[Instructions to follow]: Count the lines of the listing below that contain the string "calendar", treating uppercase and lowercase as different. Reply with the number alone.

[The records]:
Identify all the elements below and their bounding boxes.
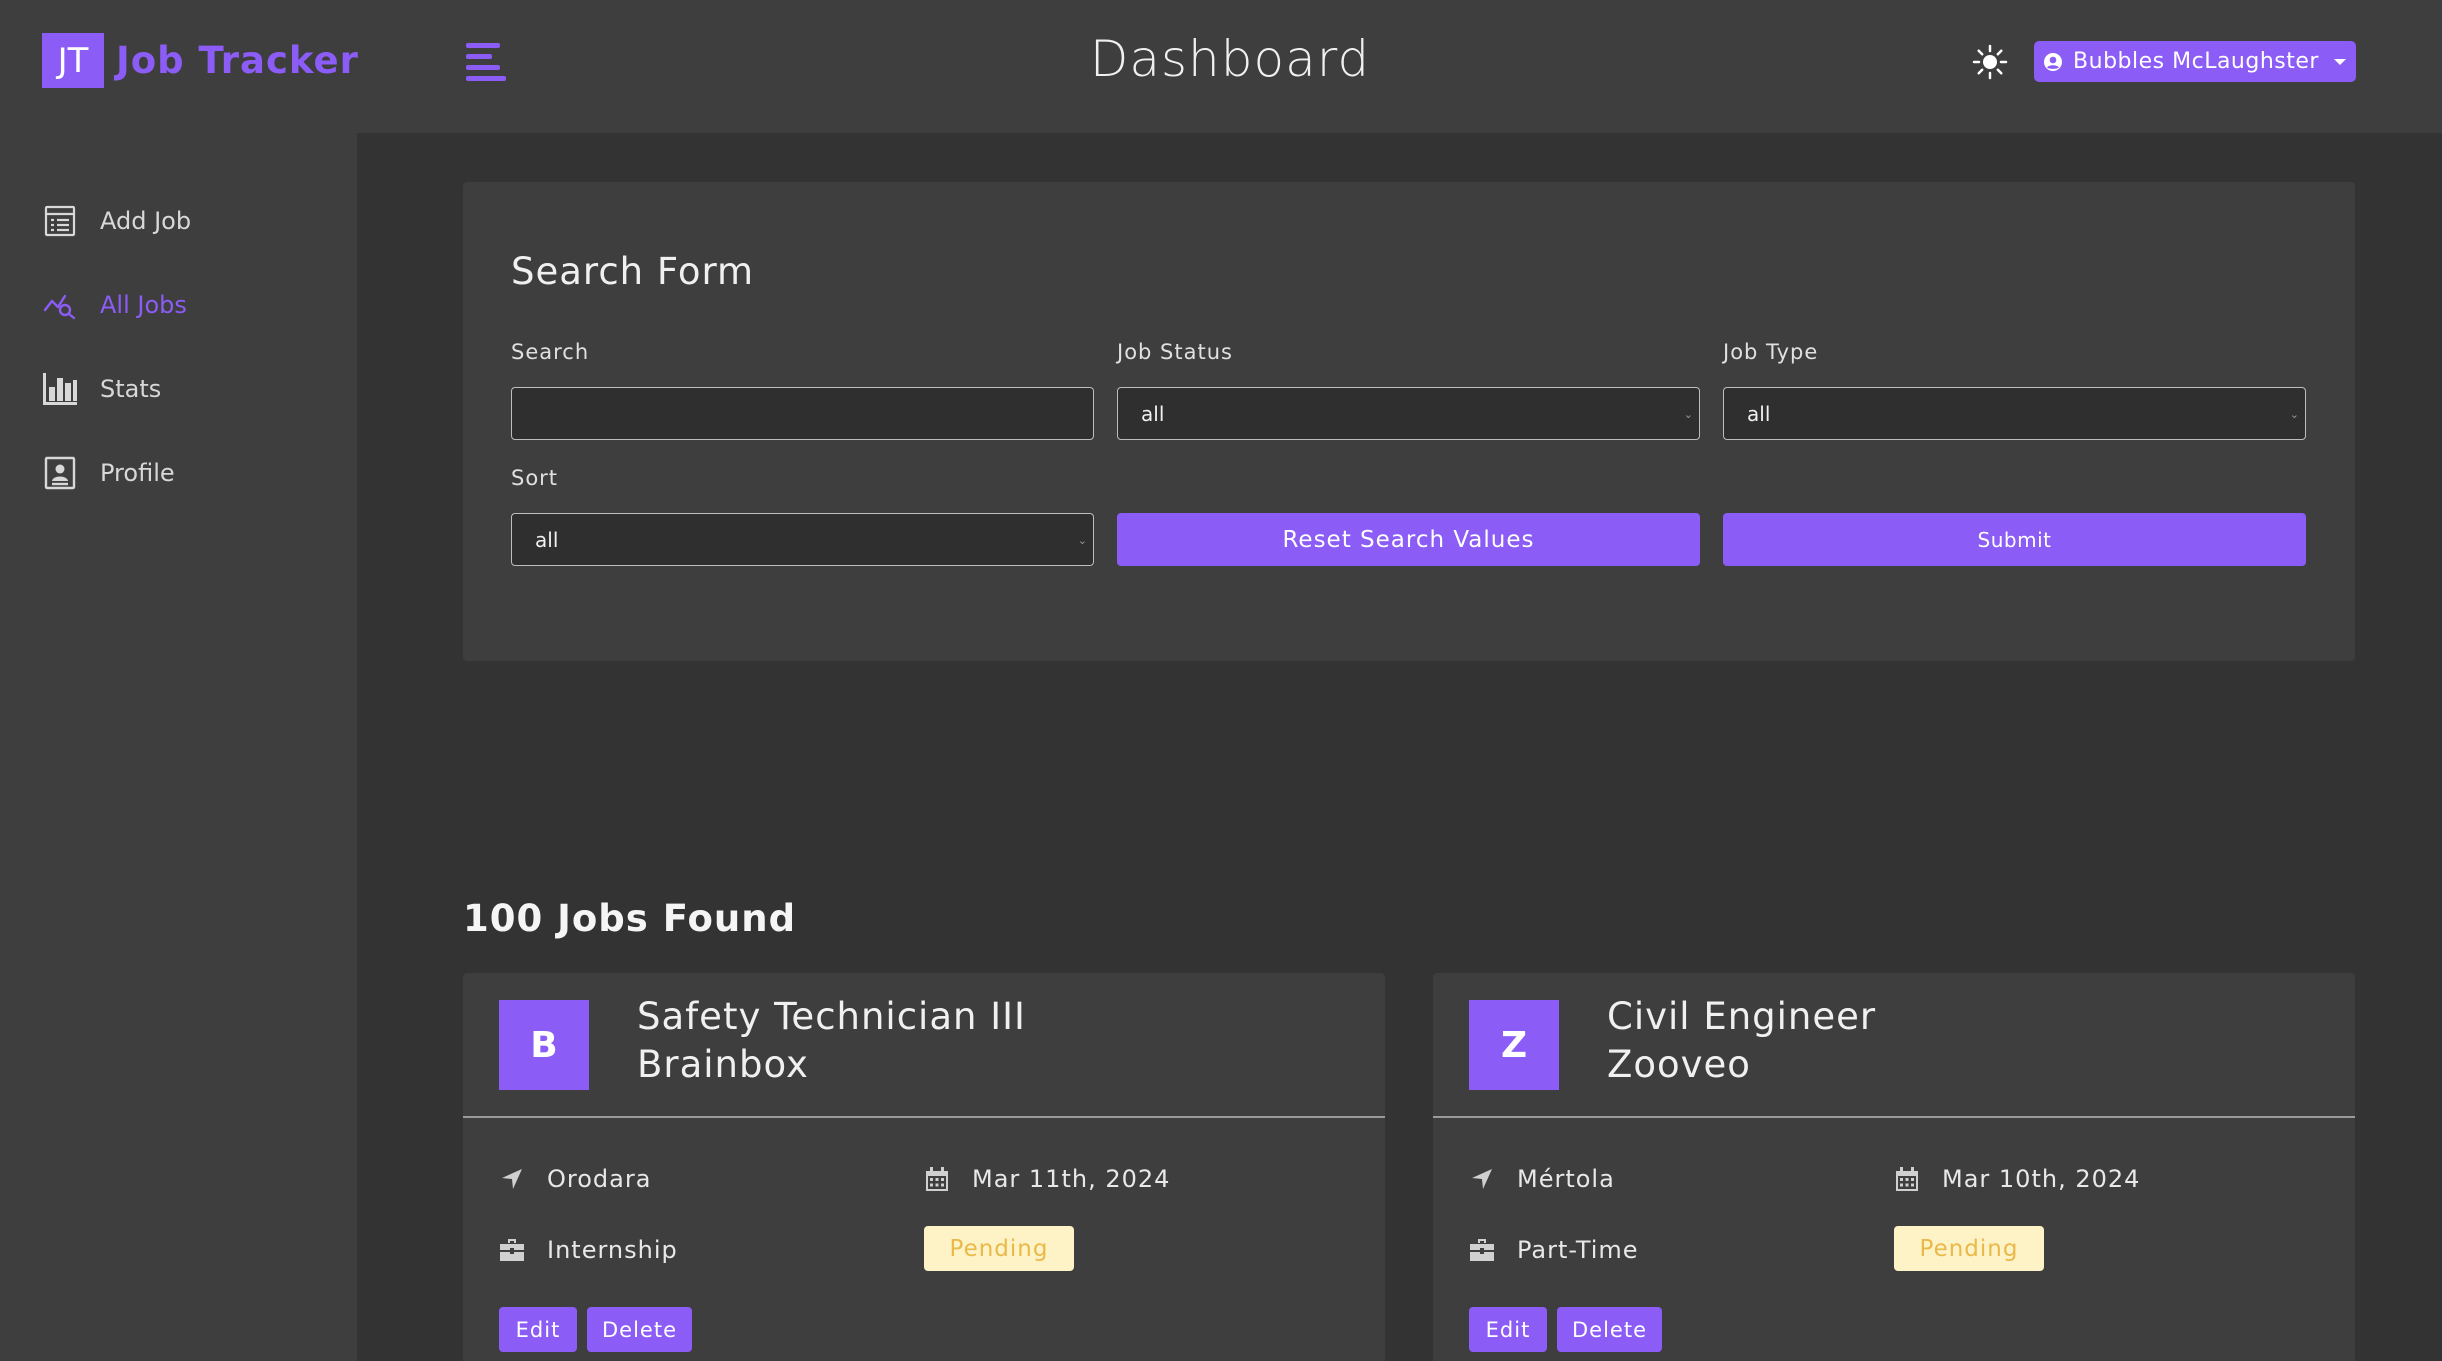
sidebar-item-label: Stats [100,375,162,403]
sidebar-item-profile[interactable]: Profile [42,455,175,491]
edit-button[interactable]: Edit [499,1307,577,1352]
sidebar-item-stats[interactable]: Stats [42,371,161,407]
job-position: Civil Engineer [1607,995,1877,1038]
job-company: Brainbox [637,1043,809,1086]
job-location-text: Mértola [1517,1165,1615,1193]
job-type-text: Internship [547,1236,678,1264]
sidebar: Add Job All Jobs Stats Profile [0,133,357,1361]
job-card-header: B Safety Technician III Brainbox [463,973,1385,1118]
sidebar-item-label: Profile [100,459,175,487]
search-input[interactable] [511,387,1094,440]
job-location: Orodara [499,1165,651,1193]
delete-button[interactable]: Delete [1557,1307,1662,1352]
job-type-value: all [1747,401,1771,426]
job-status-select[interactable]: all ⌄ [1117,387,1700,440]
chevron-down-icon: ⌄ [1077,534,1087,547]
chevron-down-icon: ⌄ [1683,408,1693,421]
status-badge: Pending [924,1226,1074,1271]
user-menu-button[interactable]: Bubbles McLaughster [2034,41,2356,82]
job-location-text: Orodara [547,1165,652,1193]
sidebar-item-all-jobs[interactable]: All Jobs [42,287,187,323]
submit-button[interactable]: Submit [1723,513,2306,566]
job-type-text: Part-Time [1517,1236,1639,1264]
location-arrow-icon [499,1166,525,1192]
sun-icon[interactable] [1970,42,2010,82]
user-name: Bubbles McLaughster [2073,49,2319,74]
delete-button[interactable]: Delete [587,1307,692,1352]
edit-button[interactable]: Edit [1469,1307,1547,1352]
reset-search-button[interactable]: Reset Search Values [1117,513,1700,566]
all-jobs-icon [42,287,78,323]
job-date: Mar 11th, 2024 [924,1165,1170,1193]
job-card: Z Civil Engineer Zooveo Mértola Mar 10th… [1433,973,2355,1361]
job-status-label: Job Status [1117,340,1233,364]
job-type: Internship [499,1236,678,1264]
job-card: B Safety Technician III Brainbox Orodara… [463,973,1385,1361]
profile-icon [42,455,78,491]
search-label: Search [511,340,590,364]
jobs-found-count: 100 Jobs Found [463,897,797,940]
job-company: Zooveo [1607,1043,1751,1086]
job-position: Safety Technician III [637,995,1026,1038]
job-type: Part-Time [1469,1236,1639,1264]
add-job-icon [42,203,78,239]
company-avatar: B [499,1000,589,1090]
job-type-select[interactable]: all ⌄ [1723,387,2306,440]
sidebar-item-add-job[interactable]: Add Job [42,203,191,239]
location-arrow-icon [1469,1166,1495,1192]
company-avatar: Z [1469,1000,1559,1090]
top-navbar: JT Job Tracker Dashboard Bubbles McLaugh… [0,0,2442,133]
status-badge: Pending [1894,1226,2044,1271]
job-location: Mértola [1469,1165,1615,1193]
job-date: Mar 10th, 2024 [1894,1165,2140,1193]
sort-value: all [535,527,559,552]
sidebar-item-label: All Jobs [100,291,187,319]
job-date-text: Mar 10th, 2024 [1942,1165,2141,1193]
job-card-header: Z Civil Engineer Zooveo [1433,973,2355,1118]
sidebar-item-label: Add Job [100,207,192,235]
job-status-value: all [1141,401,1165,426]
search-form: Search Form Search Job Status all ⌄ Job … [463,182,2355,661]
search-form-title: Search Form [511,250,755,293]
calendar-icon [1894,1166,1920,1192]
job-type-label: Job Type [1723,340,1819,364]
briefcase-icon [1469,1237,1495,1263]
chevron-down-icon: ⌄ [2289,408,2299,421]
sort-select[interactable]: all ⌄ [511,513,1094,566]
job-date-text: Mar 11th, 2024 [972,1165,1171,1193]
caret-down-icon [2333,57,2347,67]
stats-icon [42,371,78,407]
calendar-icon [924,1166,950,1192]
user-circle-icon [2043,52,2063,72]
sort-label: Sort [511,466,559,490]
briefcase-icon [499,1237,525,1263]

[Reply]: 2